— GOAL OF THE EXERCISE —
Print the entries below word for word; the pictures stay out of your copy.

— LISTED ENTRIES —
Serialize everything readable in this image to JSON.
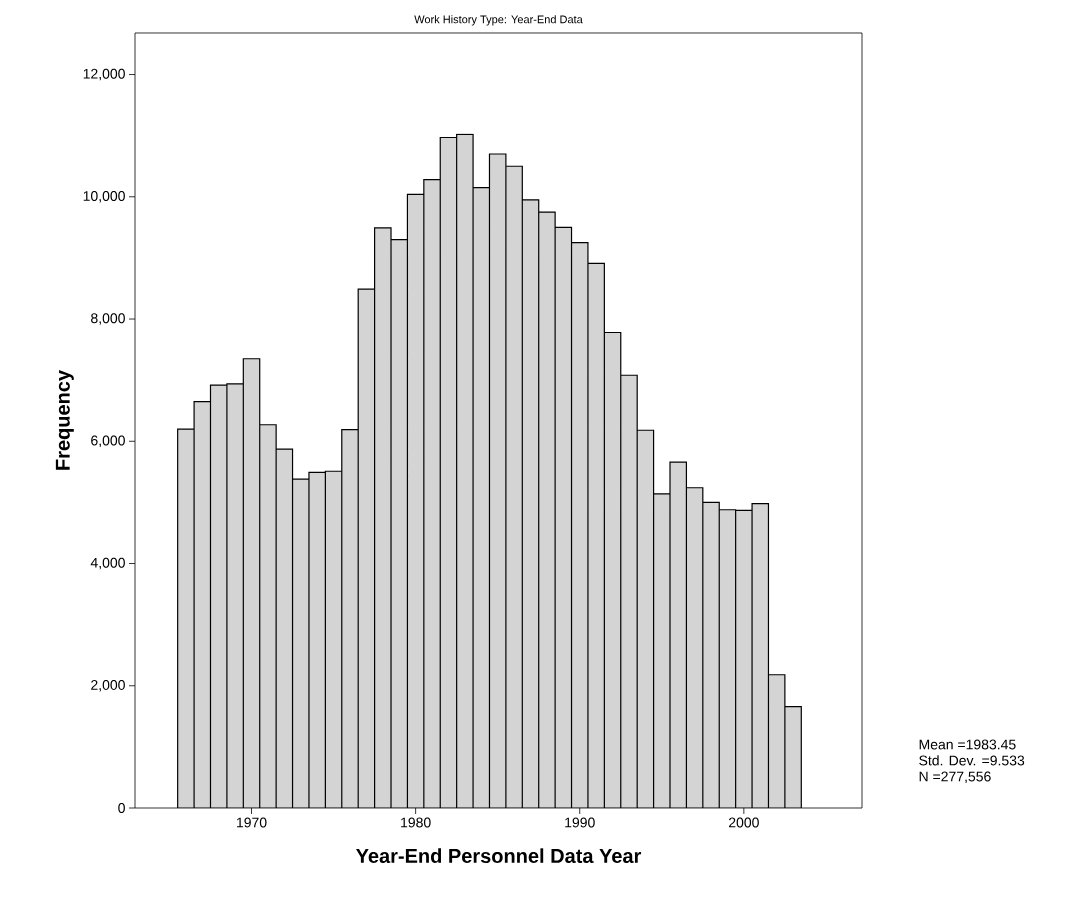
{
  "chart_data": {
    "type": "histogram",
    "title": "Work History Type: Year-End Data",
    "xlabel": "Year-End Personnel Data Year",
    "ylabel": "Frequency",
    "bins": [
      1965.5,
      1966.5,
      1967.5,
      1968.5,
      1969.5,
      1970.5,
      1971.5,
      1972.5,
      1973.5,
      1974.5,
      1975.5,
      1976.5,
      1977.5,
      1978.5,
      1979.5,
      1980.5,
      1981.5,
      1982.5,
      1983.5,
      1984.5,
      1985.5,
      1986.5,
      1987.5,
      1988.5,
      1989.5,
      1990.5,
      1991.5,
      1992.5,
      1993.5,
      1994.5,
      1995.5,
      1996.5,
      1997.5,
      1998.5,
      1999.5,
      2000.5,
      2001.5,
      2002.5,
      2003.5
    ],
    "values": [
      6200,
      6650,
      6920,
      6940,
      7350,
      6270,
      5870,
      5380,
      5490,
      5510,
      6190,
      8490,
      9490,
      9300,
      10040,
      10280,
      10970,
      11020,
      10150,
      10700,
      10500,
      9950,
      9750,
      9500,
      9250,
      8910,
      7780,
      7080,
      6180,
      5140,
      5660,
      5240,
      5000,
      4880,
      4870,
      4980,
      2180,
      1660
    ],
    "color": "#d4d4d4",
    "xlim": [
      1962.9,
      2007.2
    ],
    "xticks": [
      1970,
      1980,
      1990,
      2000
    ],
    "ylim": [
      0,
      12680
    ],
    "yticks": [
      0,
      {
        "value": 2000,
        "label": "2,000"
      },
      {
        "value": 4000,
        "label": "4,000"
      },
      {
        "value": 6000,
        "label": "6,000"
      },
      {
        "value": 8000,
        "label": "8,000"
      },
      {
        "value": 10000,
        "label": "10,000"
      },
      {
        "value": 12000,
        "label": "12,000"
      }
    ],
    "annotations": [
      "Mean =1983.45",
      "Std. Dev. =9.533",
      "N =277,556"
    ]
  }
}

— FINAL RESULT —
Serialize everything readable in this image to JSON.
{
  "chart_data": {
    "type": "histogram",
    "title": "Work History Type: Year-End Data",
    "xlabel": "Year-End Personnel Data Year",
    "ylabel": "Frequency",
    "bins": [
      1965.5,
      1966.5,
      1967.5,
      1968.5,
      1969.5,
      1970.5,
      1971.5,
      1972.5,
      1973.5,
      1974.5,
      1975.5,
      1976.5,
      1977.5,
      1978.5,
      1979.5,
      1980.5,
      1981.5,
      1982.5,
      1983.5,
      1984.5,
      1985.5,
      1986.5,
      1987.5,
      1988.5,
      1989.5,
      1990.5,
      1991.5,
      1992.5,
      1993.5,
      1994.5,
      1995.5,
      1996.5,
      1997.5,
      1998.5,
      1999.5,
      2000.5,
      2001.5,
      2002.5,
      2003.5
    ],
    "values": [
      6200,
      6650,
      6920,
      6940,
      7350,
      6270,
      5870,
      5380,
      5490,
      5510,
      6190,
      8490,
      9490,
      9300,
      10040,
      10280,
      10970,
      11020,
      10150,
      10700,
      10500,
      9950,
      9750,
      9500,
      9250,
      8910,
      7780,
      7080,
      6180,
      5140,
      5660,
      5240,
      5000,
      4880,
      4870,
      4980,
      2180,
      1660
    ],
    "color": "#d4d4d4",
    "xlim": [
      1962.9,
      2007.2
    ],
    "xticks": [
      1970,
      1980,
      1990,
      2000
    ],
    "ylim": [
      0,
      12680
    ],
    "yticks": [
      0,
      {
        "value": 2000,
        "label": "2,000"
      },
      {
        "value": 4000,
        "label": "4,000"
      },
      {
        "value": 6000,
        "label": "6,000"
      },
      {
        "value": 8000,
        "label": "8,000"
      },
      {
        "value": 10000,
        "label": "10,000"
      },
      {
        "value": 12000,
        "label": "12,000"
      }
    ],
    "annotations": [
      "Mean =1983.45",
      "Std. Dev. =9.533",
      "N =277,556"
    ]
  }
}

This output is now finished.